→ EXTRACTED RECORDS

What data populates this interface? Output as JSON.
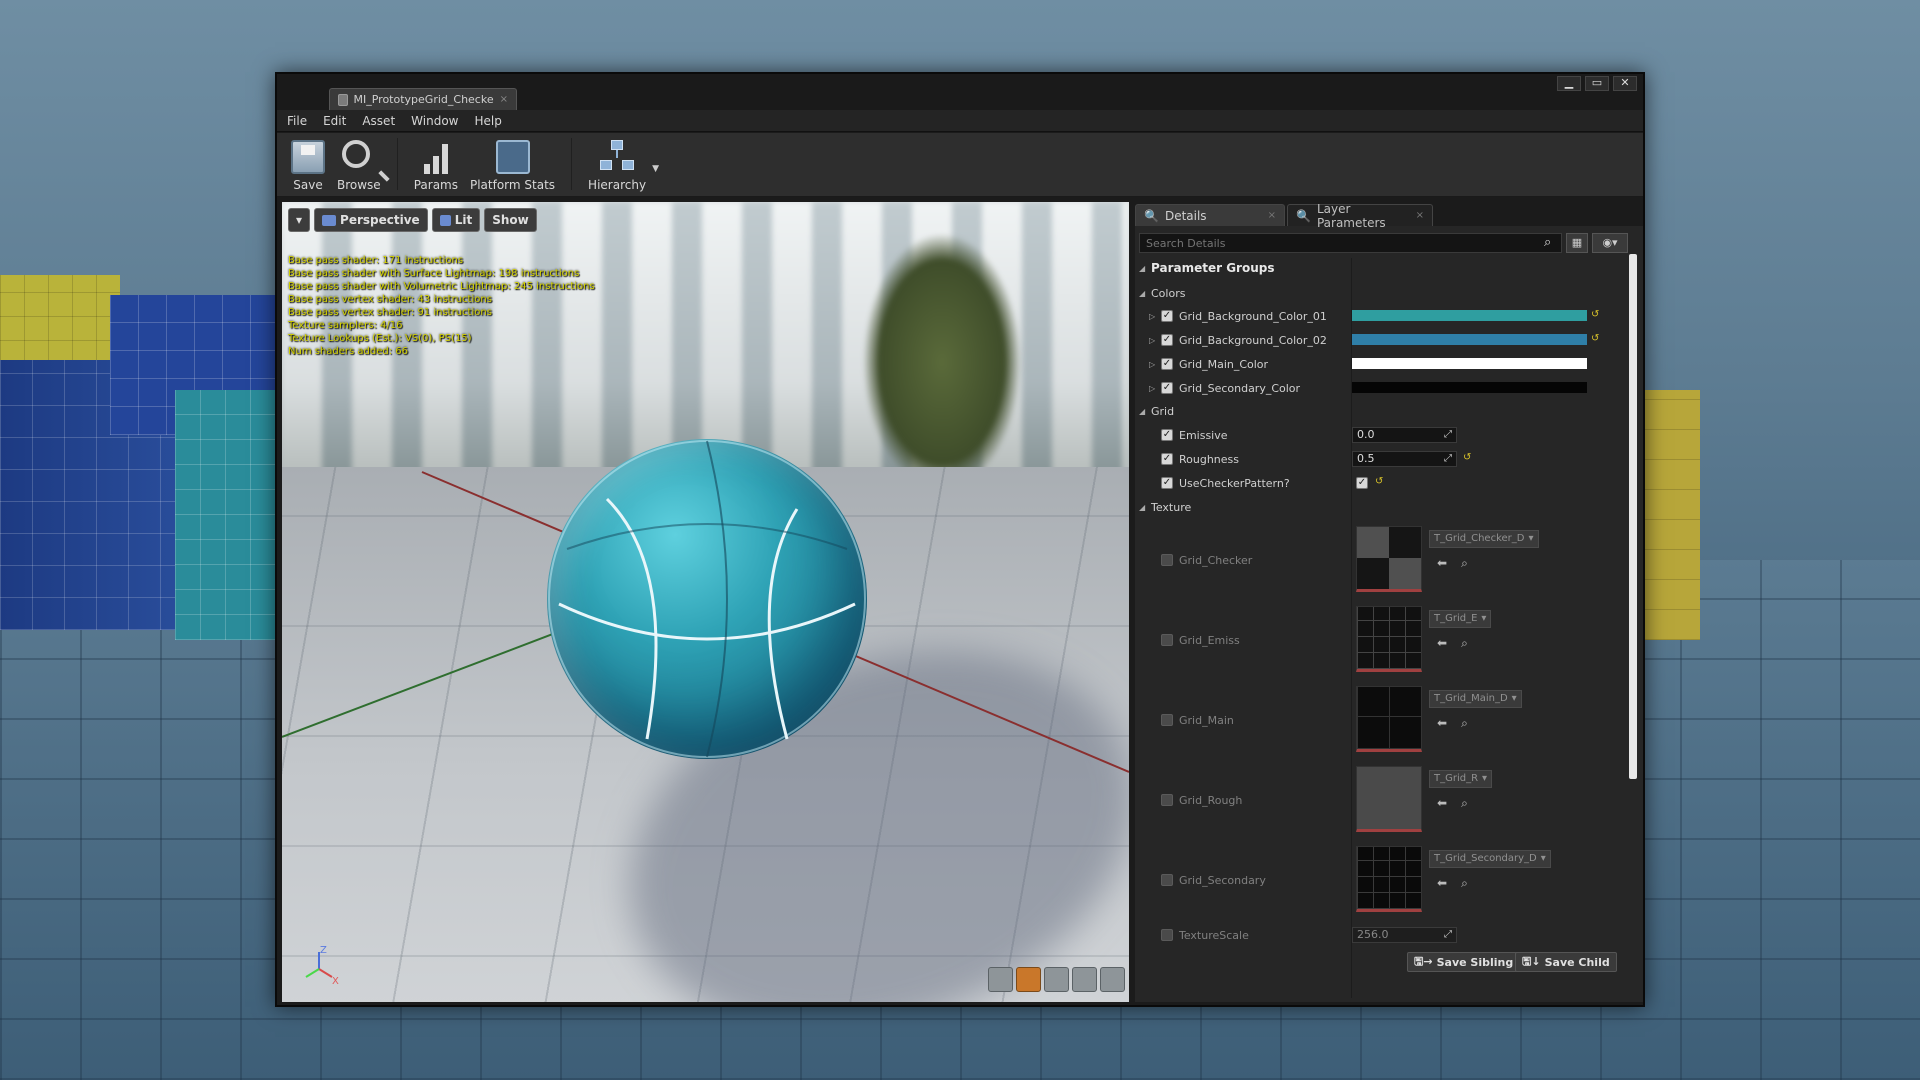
{
  "window": {
    "tab_title": "MI_PrototypeGrid_Checke",
    "tab_close": "×",
    "controls": {
      "minimize": "▁",
      "maximize": "▭",
      "close": "✕"
    }
  },
  "menu": [
    "File",
    "Edit",
    "Asset",
    "Window",
    "Help"
  ],
  "toolbar": {
    "save": "Save",
    "browse": "Browse",
    "params": "Params",
    "platform_stats": "Platform Stats",
    "hierarchy": "Hierarchy"
  },
  "viewport": {
    "view_mode": "Perspective",
    "lighting": "Lit",
    "show": "Show",
    "stats": [
      "Base pass shader: 171 instructions",
      "Base pass shader with Surface Lightmap: 198 instructions",
      "Base pass shader with Volumetric Lightmap: 245 instructions",
      "Base pass vertex shader: 43 instructions",
      "Base pass vertex shader: 91 instructions",
      "Texture samplers: 4/16",
      "Texture Lookups (Est.): VS(0), PS(15)",
      "Num shaders added: 66"
    ],
    "gizmo": {
      "z": "Z",
      "x": "X"
    }
  },
  "details": {
    "tab_details": "Details",
    "tab_layer": "Layer Parameters",
    "search_placeholder": "Search Details",
    "group_title": "Parameter Groups",
    "colors_header": "Colors",
    "colors": [
      {
        "name": "Grid_Background_Color_01",
        "color": "#2f9ea0"
      },
      {
        "name": "Grid_Background_Color_02",
        "color": "#2f7fa8"
      },
      {
        "name": "Grid_Main_Color",
        "color": "#ffffff"
      },
      {
        "name": "Grid_Secondary_Color",
        "color": "#050505"
      }
    ],
    "grid_header": "Grid",
    "emissive": {
      "name": "Emissive",
      "value": "0.0"
    },
    "roughness": {
      "name": "Roughness",
      "value": "0.5"
    },
    "checker": {
      "name": "UseCheckerPattern?"
    },
    "texture_header": "Texture",
    "textures": [
      {
        "name": "Grid_Checker",
        "asset": "T_Grid_Checker_D"
      },
      {
        "name": "Grid_Emiss",
        "asset": "T_Grid_E"
      },
      {
        "name": "Grid_Main",
        "asset": "T_Grid_Main_D"
      },
      {
        "name": "Grid_Rough",
        "asset": "T_Grid_R"
      },
      {
        "name": "Grid_Secondary",
        "asset": "T_Grid_Secondary_D"
      }
    ],
    "texture_scale": {
      "name": "TextureScale",
      "value": "256.0"
    },
    "save_sibling": "Save Sibling",
    "save_child": "Save Child"
  }
}
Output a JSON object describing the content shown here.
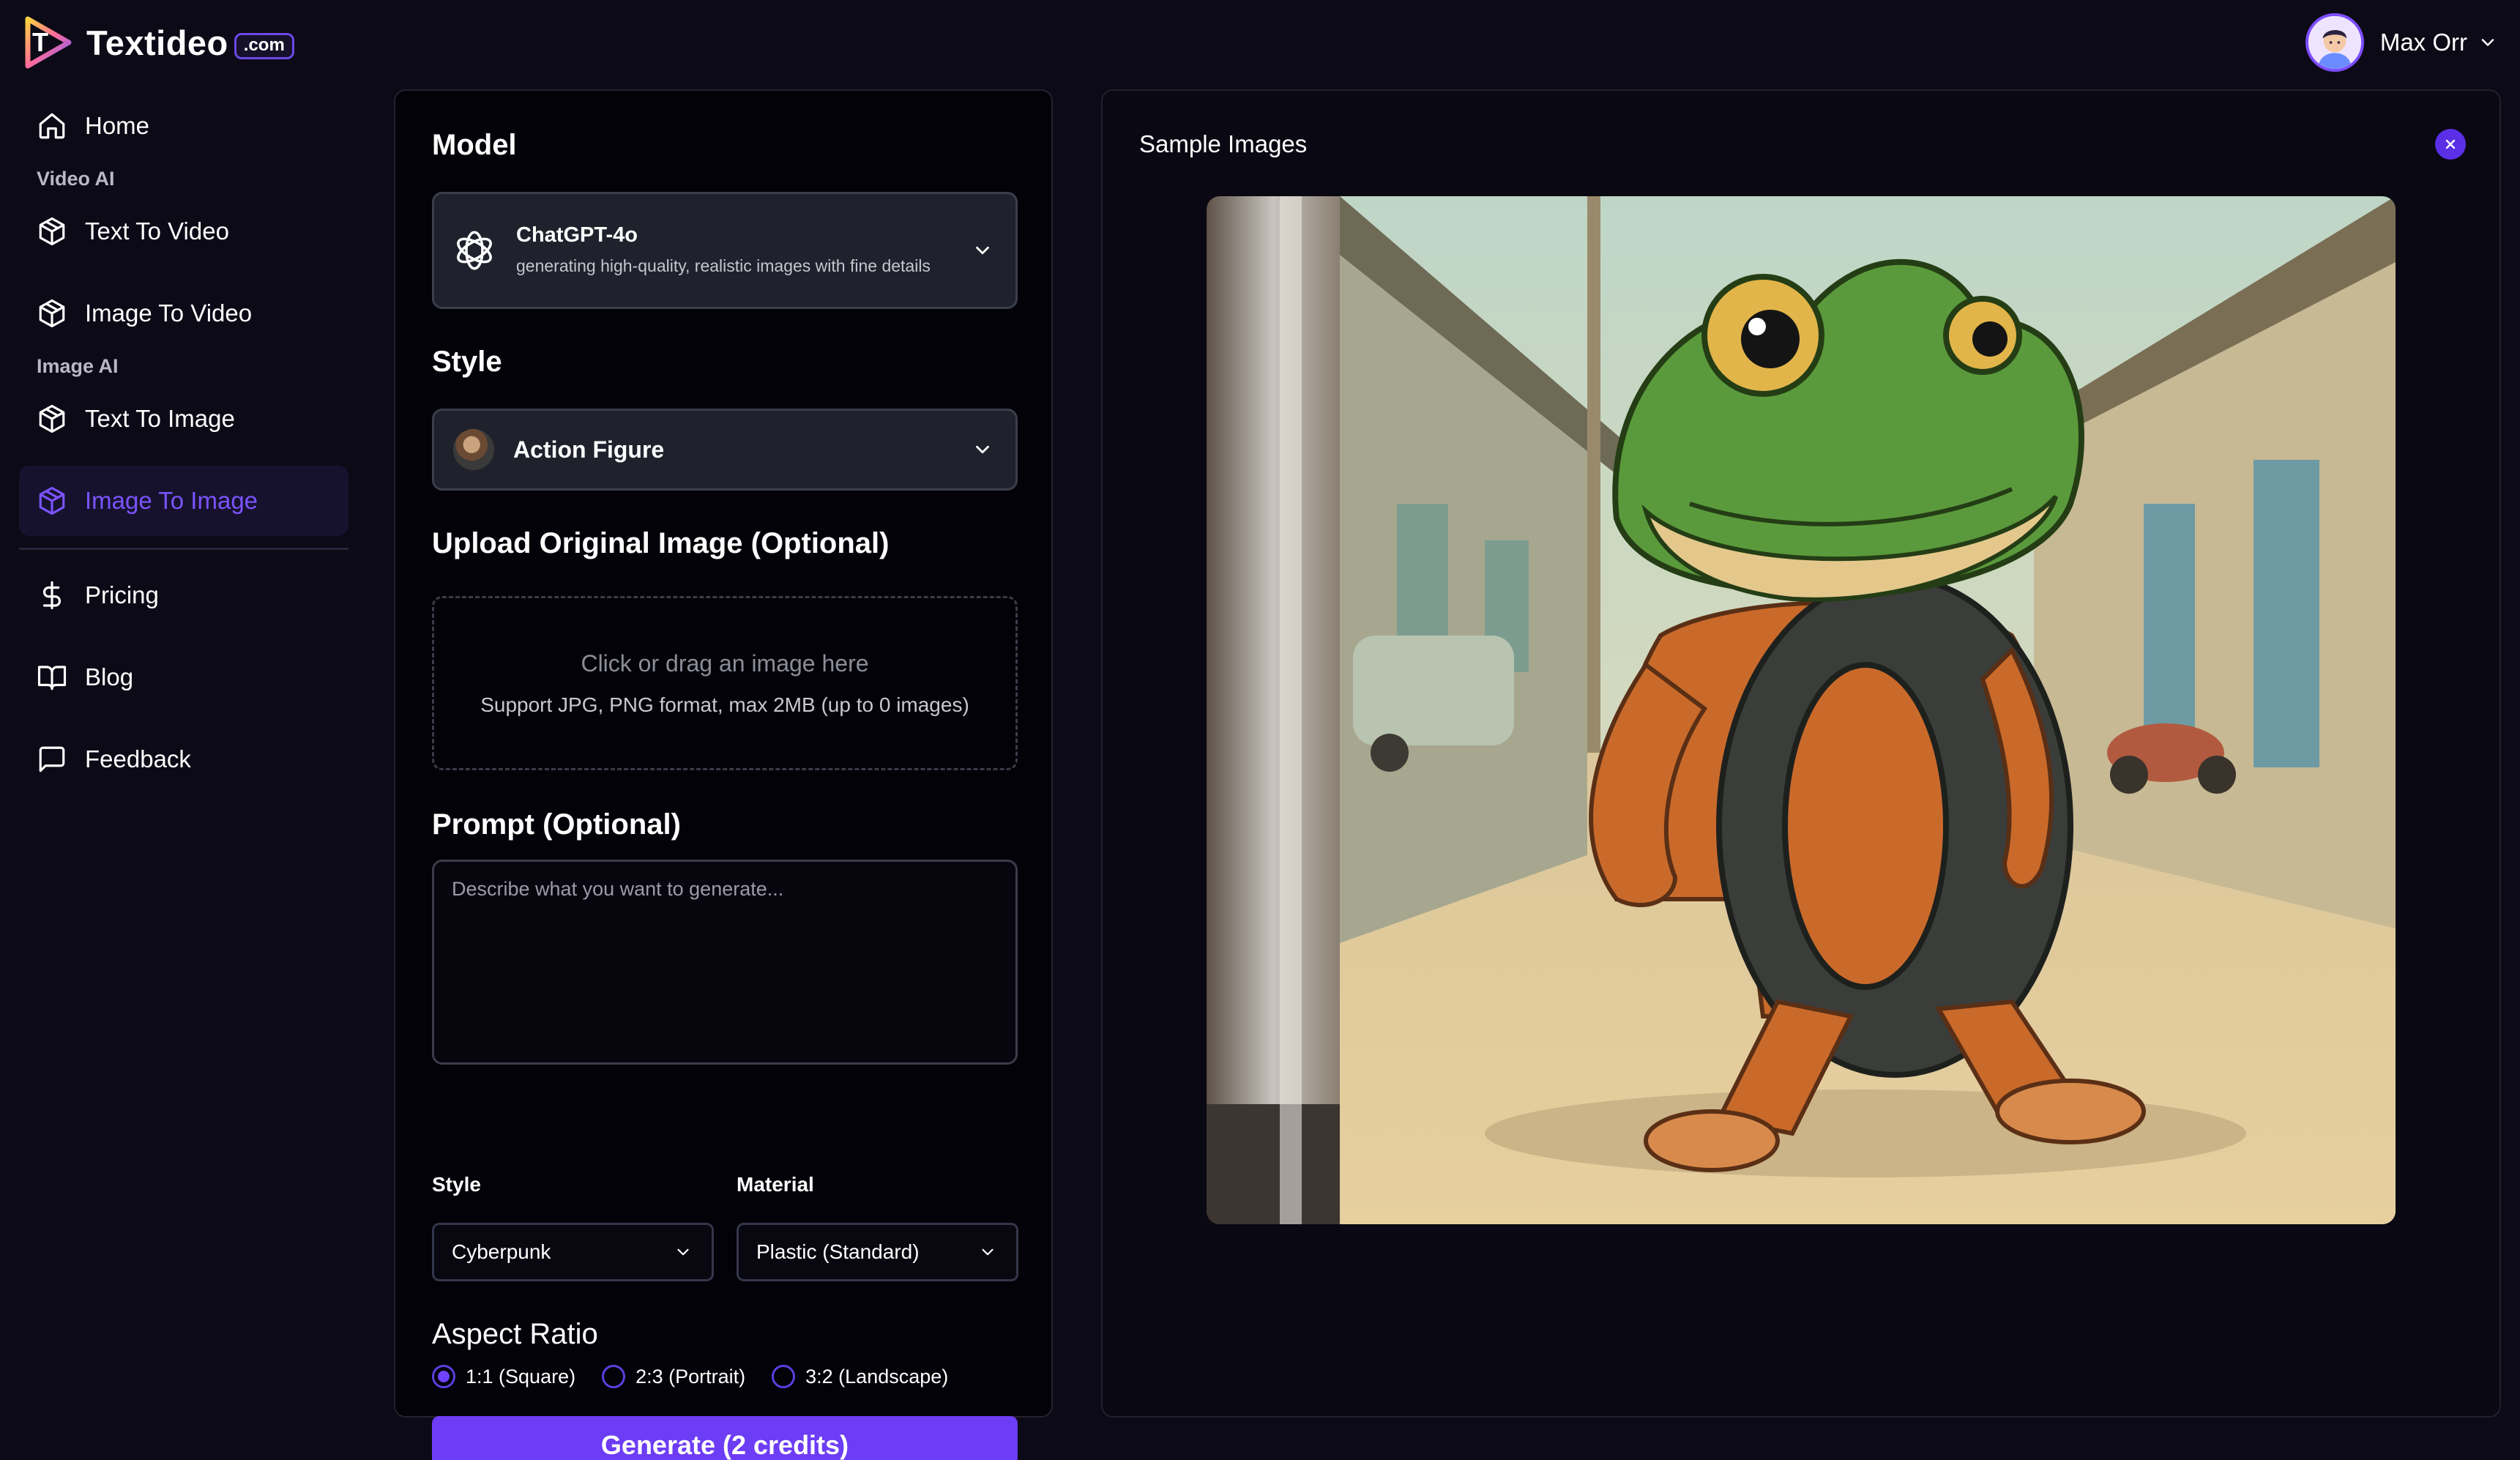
{
  "brand": {
    "name": "Textideo",
    "tld": ".com"
  },
  "user": {
    "name": "Max Orr"
  },
  "sidebar": {
    "home": "Home",
    "video_section": "Video AI",
    "text_to_video": "Text To Video",
    "image_to_video": "Image To Video",
    "image_section": "Image AI",
    "text_to_image": "Text To Image",
    "image_to_image": "Image To Image",
    "pricing": "Pricing",
    "blog": "Blog",
    "feedback": "Feedback"
  },
  "form": {
    "model_title": "Model",
    "model": {
      "name": "ChatGPT-4o",
      "description": "generating high-quality, realistic images with fine details"
    },
    "style_title": "Style",
    "style": {
      "name": "Action Figure"
    },
    "upload_title": "Upload Original Image (Optional)",
    "upload_main": "Click or drag an image here",
    "upload_sub": "Support JPG, PNG format, max 2MB (up to 0 images)",
    "prompt_title": "Prompt (Optional)",
    "prompt_placeholder": "Describe what you want to generate...",
    "style_label": "Style",
    "style_value": "Cyberpunk",
    "material_label": "Material",
    "material_value": "Plastic (Standard)",
    "aspect_title": "Aspect Ratio",
    "aspect_options": [
      "1:1 (Square)",
      "2:3 (Portrait)",
      "3:2 (Landscape)"
    ],
    "aspect_selected": "1:1 (Square)",
    "generate_label": "Generate (2 credits)"
  },
  "sample": {
    "title": "Sample Images"
  },
  "colors": {
    "accent": "#6d3cf5",
    "active_nav_text": "#7b53ff",
    "background": "#0c0a16"
  },
  "icons": {
    "home": "home-icon",
    "cube": "cube-icon",
    "dollar": "dollar-icon",
    "book": "book-icon",
    "message": "message-square-icon",
    "chevron": "chevron-down-icon",
    "close": "close-icon",
    "openai": "openai-logo-icon"
  }
}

→ WORK REQUIRED
Report only the number of lines in the data above that contain "instructions".

→ RESPONSE TO THIS EXERCISE
5